Dataset items:

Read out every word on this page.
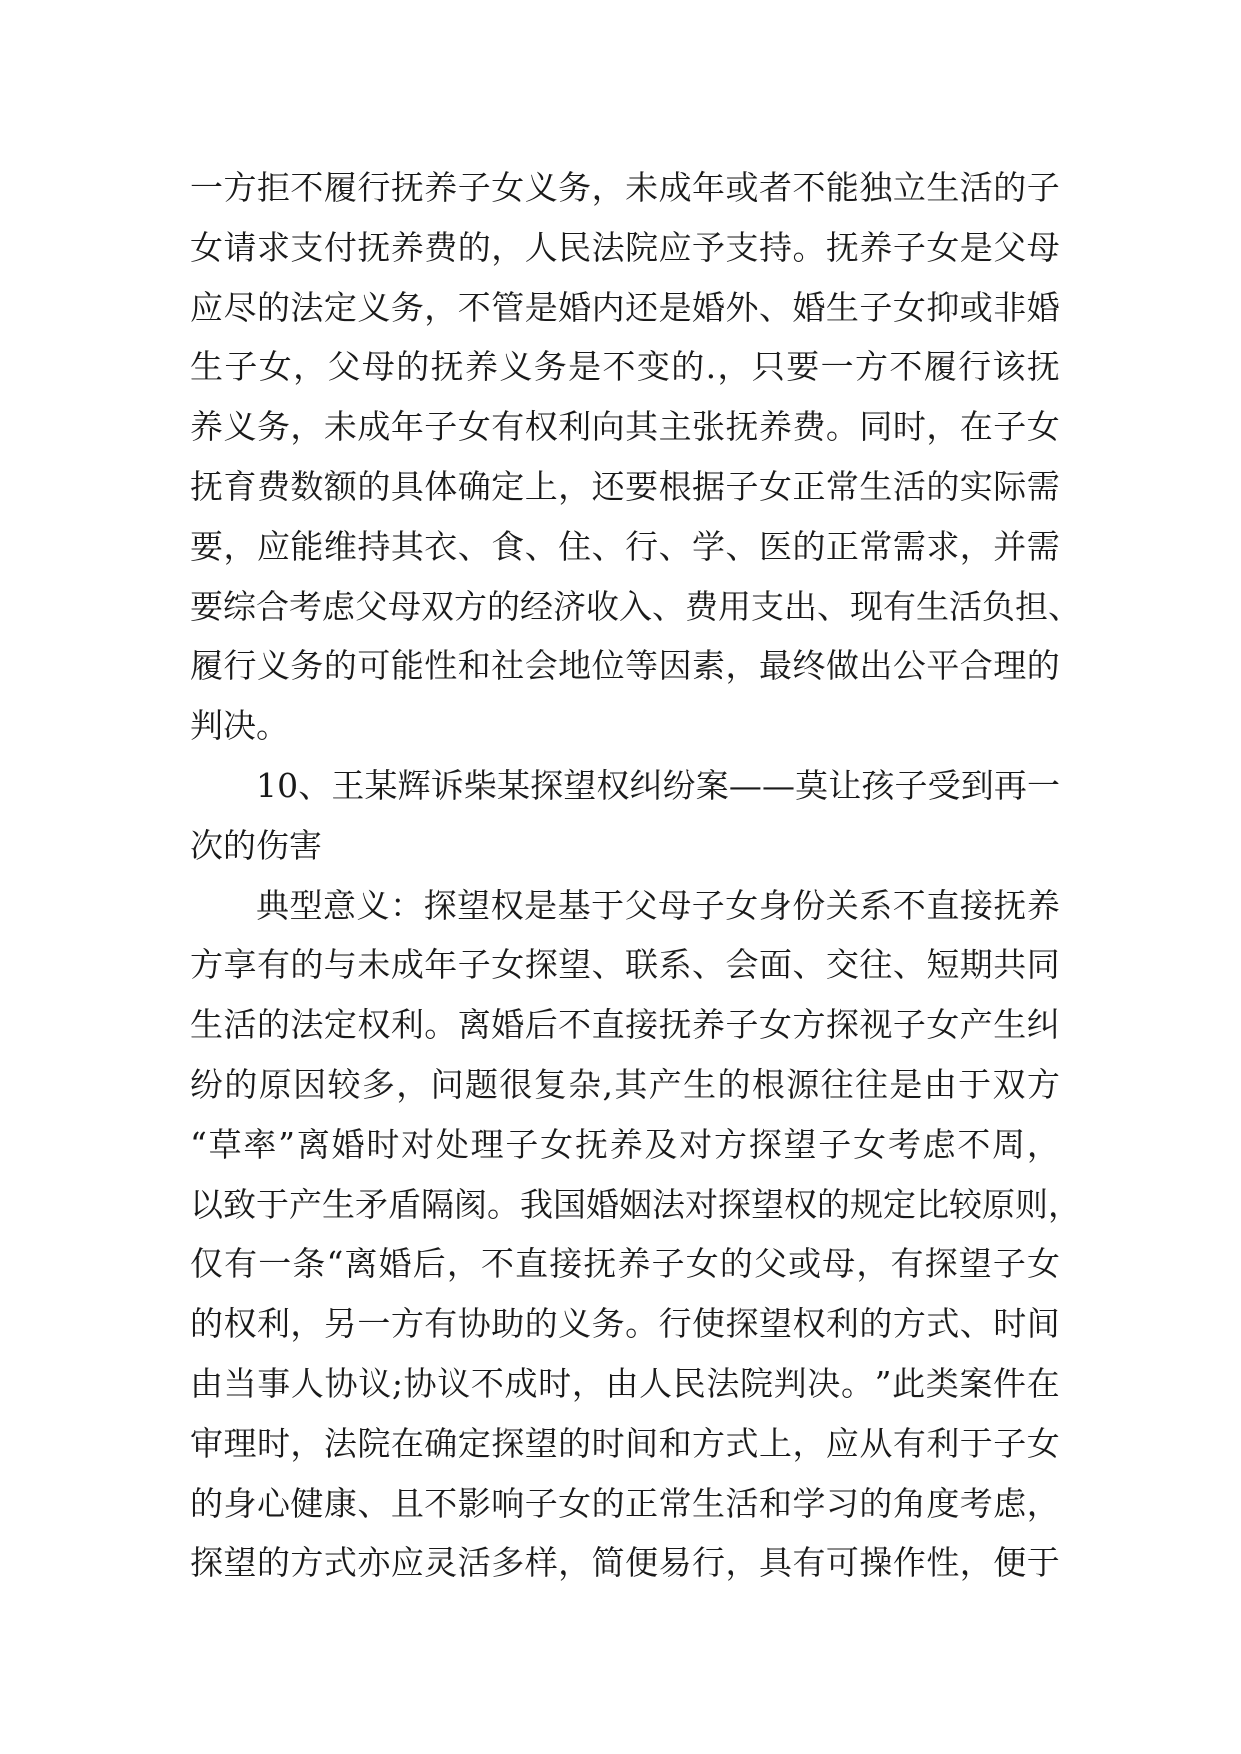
一 方 拒 不 履 行 抚 养 子 女 义 务 ， 未 成 年 或 者 不 能 独 立 生 活 的 子
女 请 求 支 付 抚 养 费 的 ， 人 民 法 院 应 予 支 持 。 抚 养 子 女 是 父 母
应 尽 的 法 定 义 务 ， 不 管 是 婚 内 还 是 婚 外 、 婚 生 子 女 抑 或 非 婚
生 子 女 ， 父 母 的 抚 养 义 务 是 不 变 的 . ， 只 要 一 方 不 履 行 该 抚
养 义 务 ， 未 成 年 子 女 有 权 利 向 其 主 张 抚 养 费 。 同 时 ， 在 子 女
抚 育 费 数 额 的 具 体 确 定 上 ， 还 要 根 据 子 女 正 常 生 活 的 实 际 需
要 ， 应 能 维 持 其 衣 、 食 、 住 、 行 、 学 、 医 的 正 常 需 求 ， 并 需
要 综 合 考 虑 父 母 双 方 的 经 济 收 入 、 费 用 支 出 、 现 有 生 活 负 担 、
履 行 义 务 的 可 能 性 和 社 会 地 位 等 因 素 ， 最 终 做 出 公 平 合 理 的
判 决 。
1 0 、 王 某 辉 诉 柴 某 探 望 权 纠 纷 案 — — 莫 让 孩 子 受 到 再 一
次 的 伤 害
典 型 意 义 ： 探 望 权 是 基 于 父 母 子 女 身 份 关 系 不 直 接 抚 养
方 享 有 的 与 未 成 年 子 女 探 望 、 联 系 、 会 面 、 交 往 、 短 期 共 同
生 活 的 法 定 权 利 。 离 婚 后 不 直 接 抚 养 子 女 方 探 视 子 女 产 生 纠
纷 的 原 因 较 多 ， 问 题 很 复 杂 , 其 产 生 的 根 源 往 往 是 由 于 双 方
“ 草 率 ” 离 婚 时 对 处 理 子 女 抚 养 及 对 方 探 望 子 女 考 虑 不 周 ，
以 致 于 产 生 矛 盾 隔 阂 。 我 国 婚 姻 法 对 探 望 权 的 规 定 比 较 原 则 ，
仅 有 一 条 “ 离 婚 后 ， 不 直 接 抚 养 子 女 的 父 或 母 ， 有 探 望 子 女
的 权 利 ， 另 一 方 有 协 助 的 义 务 。 行 使 探 望 权 利 的 方 式 、 时 间
由 当 事 人 协 议 ; 协 议 不 成 时 ， 由 人 民 法 院 判 决 。 ” 此 类 案 件 在
审 理 时 ， 法 院 在 确 定 探 望 的 时 间 和 方 式 上 ， 应 从 有 利 于 子 女
的 身 心 健 康 、 且 不 影 响 子 女 的 正 常 生 活 和 学 习 的 角 度 考 虑 ，
探 望 的 方 式 亦 应 灵 活 多 样 ， 简 便 易 行 ， 具 有 可 操 作 性 ， 便 于
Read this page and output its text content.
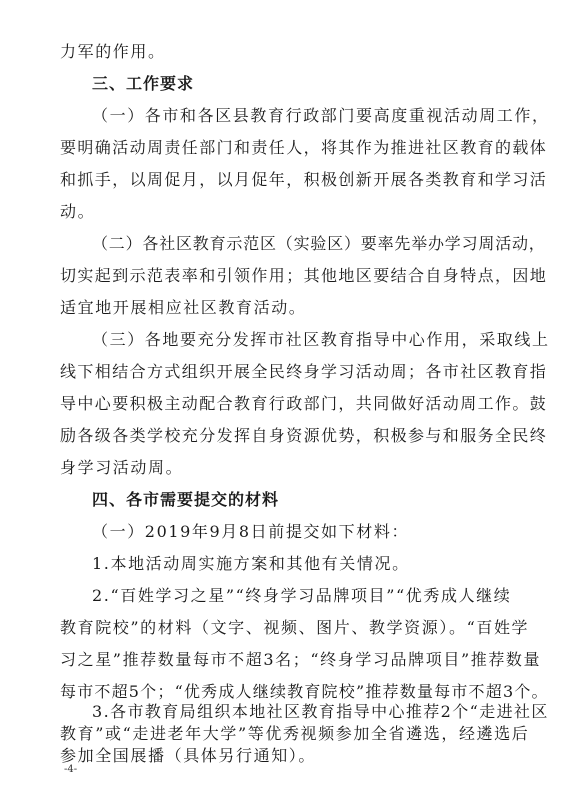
力军的作用。
三、工作要求
（一）各市和各区县教育行政部门要高度重视活动周工作，
要明确活动周责任部门和责任人，将其作为推进社区教育的载体
和抓手，以周促月，以月促年，积极创新开展各类教育和学习活
动。
（二）各社区教育示范区（实验区）要率先举办学习周活动，
切实起到示范表率和引领作用；其他地区要结合自身特点，因地
适宜地开展相应社区教育活动。
（三）各地要充分发挥市社区教育指导中心作用，采取线上
线下相结合方式组织开展全民终身学习活动周；各市社区教育指
导中心要积极主动配合教育行政部门，共同做好活动周工作。鼓
励各级各类学校充分发挥自身资源优势，积极参与和服务全民终
身学习活动周。
四、各市需要提交的材料
（一）2019年9月8日前提交如下材料：
1.本地活动周实施方案和其他有关情况。
2.“百姓学习之星”“终身学习品牌项目”“优秀成人继续
教育院校”的材料（文字、视频、图片、教学资源）。“百姓学
习之星”推荐数量每市不超3名；“终身学习品牌项目”推荐数量
每市不超5个；“优秀成人继续教育院校”推荐数量每市不超3个。
3.各市教育局组织本地社区教育指导中心推荐2个“走进社区
教育”或“走进老年大学”等优秀视频参加全省遴选，经遴选后
参加全国展播（具体另行通知）。
-4-
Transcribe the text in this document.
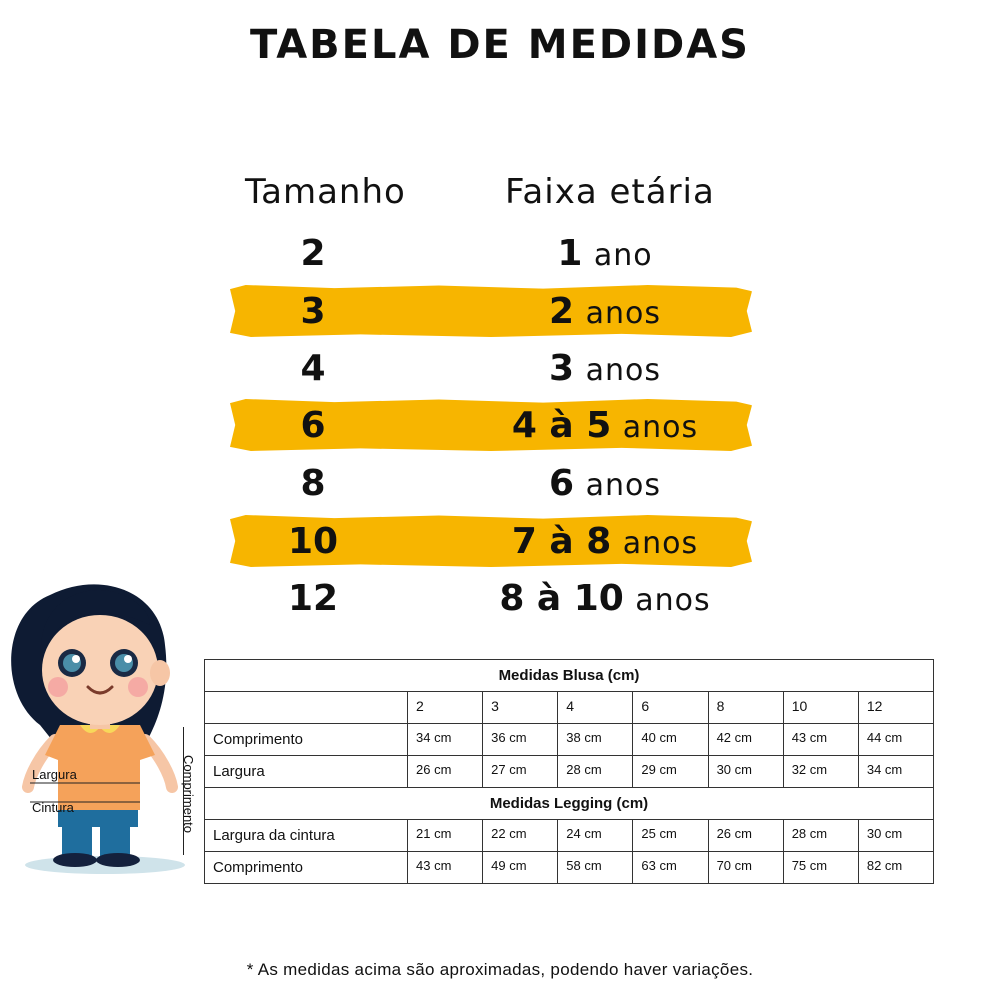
TABELA DE MEDIDAS
Tamanho	Faixa etária
2	1 ano
3	2 anos
4	3 anos
6	4 à 5 anos
8	6 anos
10	7 à 8 anos
12	8 à 10 anos
Largura
Cintura	Comprimento
Medidas Blusa (cm)							
	2	3	4	6	8	10	12
Comprimento	34 cm	36 cm	38 cm	40 cm	42 cm	43 cm	44 cm
Largura	26 cm	27 cm	28 cm	29 cm	30 cm	32 cm	34 cm
Medidas Legging (cm)							
Largura da cintura	21 cm	22 cm	24 cm	25 cm	26 cm	28 cm	30 cm
Comprimento	43 cm	49 cm	58 cm	63 cm	70 cm	75 cm	82 cm
* As medidas acima são aproximadas, podendo haver variações.
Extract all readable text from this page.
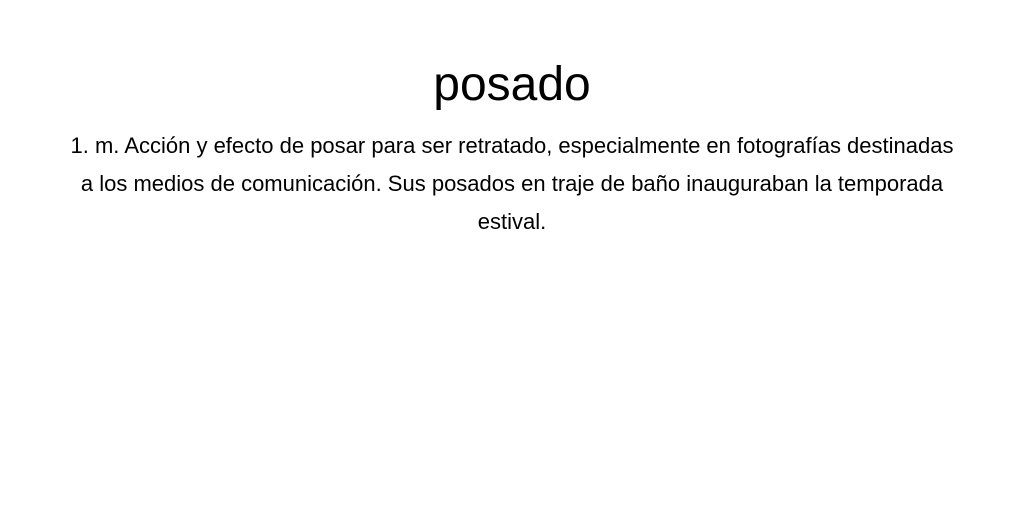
posado

1. m. Acción y efecto de posar para ser retratado, especialmente en fotografías destinadas a los medios de comunicación. Sus posados en traje de baño inauguraban la temporada estival.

GOAL: Copy the records exactly. Skip the pictures.

OUTPUT FOR THIS TASK:
Read out every word on this page.
一 方 拒 不 履 行 抚 养 子 女 义 务 ， 未 成 年 或 者 不 能 独 立 生 活 的 子
女 请 求 支 付 抚 养 费 的 ， 人 民 法 院 应 予 支 持 。 抚 养 子 女 是 父 母
应 尽 的 法 定 义 务 ， 不 管 是 婚 内 还 是 婚 外 、 婚 生 子 女 抑 或 非 婚
生 子 女 ， 父 母 的 抚 养 义 务 是 不 变 的 . ， 只 要 一 方 不 履 行 该 抚
养 义 务 ， 未 成 年 子 女 有 权 利 向 其 主 张 抚 养 费 。 同 时 ， 在 子 女
抚 育 费 数 额 的 具 体 确 定 上 ， 还 要 根 据 子 女 正 常 生 活 的 实 际 需
要 ， 应 能 维 持 其 衣 、 食 、 住 、 行 、 学 、 医 的 正 常 需 求 ， 并 需
要 综 合 考 虑 父 母 双 方 的 经 济 收 入 、 费 用 支 出 、 现 有 生 活 负 担 、
履 行 义 务 的 可 能 性 和 社 会 地 位 等 因 素 ， 最 终 做 出 公 平 合 理 的
判 决 。
1 0 、 王 某 辉 诉 柴 某 探 望 权 纠 纷 案 — — 莫 让 孩 子 受 到 再 一
次 的 伤 害
典 型 意 义 ： 探 望 权 是 基 于 父 母 子 女 身 份 关 系 不 直 接 抚 养
方 享 有 的 与 未 成 年 子 女 探 望 、 联 系 、 会 面 、 交 往 、 短 期 共 同
生 活 的 法 定 权 利 。 离 婚 后 不 直 接 抚 养 子 女 方 探 视 子 女 产 生 纠
纷 的 原 因 较 多 ， 问 题 很 复 杂 , 其 产 生 的 根 源 往 往 是 由 于 双 方
“ 草 率 ” 离 婚 时 对 处 理 子 女 抚 养 及 对 方 探 望 子 女 考 虑 不 周 ，
以 致 于 产 生 矛 盾 隔 阂 。 我 国 婚 姻 法 对 探 望 权 的 规 定 比 较 原 则 ，
仅 有 一 条 “ 离 婚 后 ， 不 直 接 抚 养 子 女 的 父 或 母 ， 有 探 望 子 女
的 权 利 ， 另 一 方 有 协 助 的 义 务 。 行 使 探 望 权 利 的 方 式 、 时 间
由 当 事 人 协 议 ; 协 议 不 成 时 ， 由 人 民 法 院 判 决 。 ” 此 类 案 件 在
审 理 时 ， 法 院 在 确 定 探 望 的 时 间 和 方 式 上 ， 应 从 有 利 于 子 女
的 身 心 健 康 、 且 不 影 响 子 女 的 正 常 生 活 和 学 习 的 角 度 考 虑 ，
探 望 的 方 式 亦 应 灵 活 多 样 ， 简 便 易 行 ， 具 有 可 操 作 性 ， 便 于
Read this page and output its text content.
力军的作用。
三、工作要求
（一）各市和各区县教育行政部门要高度重视活动周工作，
要明确活动周责任部门和责任人，将其作为推进社区教育的载体
和抓手，以周促月，以月促年，积极创新开展各类教育和学习活
动。
（二）各社区教育示范区（实验区）要率先举办学习周活动，
切实起到示范表率和引领作用；其他地区要结合自身特点，因地
适宜地开展相应社区教育活动。
（三）各地要充分发挥市社区教育指导中心作用，采取线上
线下相结合方式组织开展全民终身学习活动周；各市社区教育指
导中心要积极主动配合教育行政部门，共同做好活动周工作。鼓
励各级各类学校充分发挥自身资源优势，积极参与和服务全民终
身学习活动周。
四、各市需要提交的材料
（一）2019年9月8日前提交如下材料：
1.本地活动周实施方案和其他有关情况。
2.“百姓学习之星”“终身学习品牌项目”“优秀成人继续
教育院校”的材料（文字、视频、图片、教学资源）。“百姓学
习之星”推荐数量每市不超3名；“终身学习品牌项目”推荐数量
每市不超5个；“优秀成人继续教育院校”推荐数量每市不超3个。
3.各市教育局组织本地社区教育指导中心推荐2个“走进社区
教育”或“走进老年大学”等优秀视频参加全省遴选，经遴选后
参加全国展播（具体另行通知）。
-4-
Transcribe the text in this document.
TABELA DE MEDIDAS
Tamanho	Faixa etária
2	1 ano
3	2 anos
4	3 anos
6	4 à 5 anos
8	6 anos
10	7 à 8 anos
12	8 à 10 anos
Largura
Cintura	Comprimento
Medidas Blusa (cm)							
	2	3	4	6	8	10	12
Comprimento	34 cm	36 cm	38 cm	40 cm	42 cm	43 cm	44 cm
Largura	26 cm	27 cm	28 cm	29 cm	30 cm	32 cm	34 cm
Medidas Legging (cm)							
Largura da cintura	21 cm	22 cm	24 cm	25 cm	26 cm	28 cm	30 cm
Comprimento	43 cm	49 cm	58 cm	63 cm	70 cm	75 cm	82 cm
* As medidas acima são aproximadas, podendo haver variações.
Extract all readable text from this page.
posado

1. m. Acción y efecto de posar para ser retratado, especialmente en fotografías destinadas a los medios de comunicación. Sus posados en traje de baño inauguraban la temporada estival.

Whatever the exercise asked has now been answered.